Reading passage ::
=-=-=-=-=
Breakage: It never really moved away, I just turned slightly. When I was younger I used to play guitar in a band, then I went to the BRIT school. I went there playing guitar and I came out knowing how to use Cubase and samplers and wanting to make dance music. I got into music very young; when I was a kid it was the only thing I found remotely interesting. I was the kid that didn’t want to go and play outside and play football. I just wanted to sit at home and play really crappy tunes that I liked at the time. I got to about seven or eight and my parents got a foster brother. It was round about the time of early rave scene, and he started playing me this stuff and I was like “this is amazing!” I didn’t really understand it, or the whole culture behind it of going out to a field and taking loads of drugs, but I was just like “sounds great mate, sounds like a great old time you have at these rave thingies!” I was the only person I knew at my age that had a bedroom covered in fliers. It was really weird, looking back at it! So I was sort of into both rock and dance, then when I got a bit older rock took my focus a bit more. I still listened to dance music, but I was more focused on wanting to be Jimi Hendrix! Then I found computers and realised I could make dance music and I was like “ah this is great, I can make a whole song by myself!”
ILM: That is the attraction, isn’t it!
Breakage: Yeah. I think now - especially since I’m producing for other people and feeling a lot more confident - I have the sort of confidence to be like “you know what, I wanna make a rock tune today,” then the next day turn around and say “I’m gonna make a dubstep tune today,” and “I’m gonna make a house tune” the day after that. “I’m gonna make some Bulgarian folk music” or whatever! So now they work in tandem a lot more. I can sort of draw from all my influences a lot more than when I first started. Hence tunes like Fighting Fire, that old ‘90s, Ibiza-house thing from about 13 years ago. A lot of people I know who didn’t even like it at the time hear those tunes now and there’s that big sort of nostalgic element to it, like “oh my God, I remember this!” It totally changes a lot of people’s views about those tunes when you hear them 13, 15 years on.
ILM: It’s like a lot of UK garage nowadays…
Breakage: Yeah. I’m 28 now, and I remember hearing those tunes when I was like 14, 15. I didn’t like all of them, but going back to that stuff, 99% of it, even big chart tunes, were so much more… I dunno, just totally different. You listen to it and it’s refreshing. But you can do that all day I suppose; you can go back to the 70s and 60s and 50s and listen to the tunes then and be like “these are great, why don’t people make tunes like this anymore?” But, going back to your first question about dubstep being in the charts, I think it’s a big sort of cycle. It still cracks me up when I see it though. It’s like this thing that’s hardwired into everyone. There must be about a thousand producers who separately decide “I’m going to do this, I think it’s really going to work!” Then it all comes out and it seems like everyone has been thinking and doing the same thing. It’s a nice feeling really, when you hear someone else do it you’re like “ok good, I’m not an idiot, someone else wants to hear this too!”
=-=-=-=-=
Material supplied ::
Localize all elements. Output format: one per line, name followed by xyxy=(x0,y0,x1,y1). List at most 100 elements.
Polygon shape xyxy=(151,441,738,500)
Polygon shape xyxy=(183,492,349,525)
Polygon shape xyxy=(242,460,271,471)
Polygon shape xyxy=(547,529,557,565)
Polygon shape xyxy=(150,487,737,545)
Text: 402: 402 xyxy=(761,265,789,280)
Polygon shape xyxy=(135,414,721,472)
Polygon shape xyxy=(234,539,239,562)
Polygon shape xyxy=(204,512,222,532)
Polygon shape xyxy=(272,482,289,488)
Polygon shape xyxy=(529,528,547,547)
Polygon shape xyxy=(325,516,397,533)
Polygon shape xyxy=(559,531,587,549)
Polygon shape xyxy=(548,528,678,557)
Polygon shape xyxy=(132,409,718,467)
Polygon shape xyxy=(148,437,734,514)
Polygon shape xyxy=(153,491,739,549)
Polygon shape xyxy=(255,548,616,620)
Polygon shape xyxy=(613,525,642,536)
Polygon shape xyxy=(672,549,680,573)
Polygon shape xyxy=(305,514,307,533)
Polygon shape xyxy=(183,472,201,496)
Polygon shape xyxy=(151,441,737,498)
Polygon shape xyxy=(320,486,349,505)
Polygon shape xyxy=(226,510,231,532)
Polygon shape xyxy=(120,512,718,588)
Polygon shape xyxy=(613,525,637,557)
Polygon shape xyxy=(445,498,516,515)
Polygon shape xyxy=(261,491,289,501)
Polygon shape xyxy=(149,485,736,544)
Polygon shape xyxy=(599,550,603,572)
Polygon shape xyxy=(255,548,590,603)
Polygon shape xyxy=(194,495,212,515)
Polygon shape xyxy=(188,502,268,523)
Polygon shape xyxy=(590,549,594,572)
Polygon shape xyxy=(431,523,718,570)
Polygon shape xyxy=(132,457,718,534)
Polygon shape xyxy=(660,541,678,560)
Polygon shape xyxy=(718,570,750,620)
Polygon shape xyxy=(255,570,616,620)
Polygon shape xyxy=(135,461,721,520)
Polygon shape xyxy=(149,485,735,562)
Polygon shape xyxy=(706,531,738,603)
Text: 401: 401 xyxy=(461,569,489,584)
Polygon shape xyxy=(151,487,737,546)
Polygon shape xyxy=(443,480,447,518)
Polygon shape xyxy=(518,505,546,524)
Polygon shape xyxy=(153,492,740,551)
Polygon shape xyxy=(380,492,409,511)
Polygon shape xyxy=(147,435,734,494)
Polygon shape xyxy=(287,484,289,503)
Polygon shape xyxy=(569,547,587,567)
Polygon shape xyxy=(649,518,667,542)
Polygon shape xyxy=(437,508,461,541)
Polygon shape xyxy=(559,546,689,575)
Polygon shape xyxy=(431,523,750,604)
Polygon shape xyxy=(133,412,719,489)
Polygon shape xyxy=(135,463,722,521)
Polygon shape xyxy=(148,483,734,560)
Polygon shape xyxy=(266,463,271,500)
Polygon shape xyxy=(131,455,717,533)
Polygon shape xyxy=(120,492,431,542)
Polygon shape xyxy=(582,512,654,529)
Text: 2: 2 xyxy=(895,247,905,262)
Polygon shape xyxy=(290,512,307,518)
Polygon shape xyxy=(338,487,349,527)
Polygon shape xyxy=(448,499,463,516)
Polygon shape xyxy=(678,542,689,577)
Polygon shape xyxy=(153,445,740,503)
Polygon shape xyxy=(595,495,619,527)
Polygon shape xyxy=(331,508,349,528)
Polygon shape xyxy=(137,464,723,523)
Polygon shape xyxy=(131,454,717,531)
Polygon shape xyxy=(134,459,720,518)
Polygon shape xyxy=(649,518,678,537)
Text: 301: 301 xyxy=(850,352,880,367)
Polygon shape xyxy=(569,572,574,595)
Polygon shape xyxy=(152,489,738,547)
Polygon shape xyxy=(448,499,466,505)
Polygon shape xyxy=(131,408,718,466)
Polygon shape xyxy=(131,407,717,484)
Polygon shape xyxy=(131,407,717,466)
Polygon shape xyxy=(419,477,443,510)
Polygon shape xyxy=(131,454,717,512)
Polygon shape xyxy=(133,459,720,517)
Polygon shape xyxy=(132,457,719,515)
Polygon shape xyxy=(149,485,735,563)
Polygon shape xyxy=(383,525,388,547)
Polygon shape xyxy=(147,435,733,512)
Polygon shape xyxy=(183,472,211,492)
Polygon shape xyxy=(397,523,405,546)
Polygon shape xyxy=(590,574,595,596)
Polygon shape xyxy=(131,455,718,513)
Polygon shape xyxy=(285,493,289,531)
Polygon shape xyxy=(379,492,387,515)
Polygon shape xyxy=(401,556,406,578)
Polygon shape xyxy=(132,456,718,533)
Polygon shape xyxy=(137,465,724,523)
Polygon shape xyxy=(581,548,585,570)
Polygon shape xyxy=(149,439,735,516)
=-=-=-=-=
Required actions ::
a. In the Breakage interview, which school does Breakage say was attended after playing guitar in a band?
b. Extend the Breakage interview past its final line.

Exercise responses ::
a. The BRIT school.

b.
ILM: What are your plans for the near future?
Breakage: I’ve got a live show kicking off at the end of May; I think six dates in total. It was something that was suggested a while back and it’s something I’ve always wanted to do. I brought it up with my agent and my manager and I feel like I can do it now. DJing is brilliant, except sometimes you just want to perform. I know that sounds really weird, but I’d like to actually perform as well as DJ. It’s become more and more frequent now, but really, there was never that performance element in dance music. You’d go and see a band or a singer go through a set list and have encores and all that… With a DJ set you just turn up and play some tunes. People still turn up to hear you play certain tunes but I think it’s a different world. It’s something I’ve been figuring out how to do in my head for a while and it has finally come together. So that’s gonna be the end of May through to the end of summer. Then I’ll probably do another run early part of next year or late part of this year, haven’t really thought that far ahead. I’m sure everybody else around me and involved in it has already thought of my next five tours but if I start thinking about that I’ll just go crazy. This thing drives me mad as it is; getting things exactly how I envision is a lot harder than I thought!
ILM: You’re a bit of a perfectionist then?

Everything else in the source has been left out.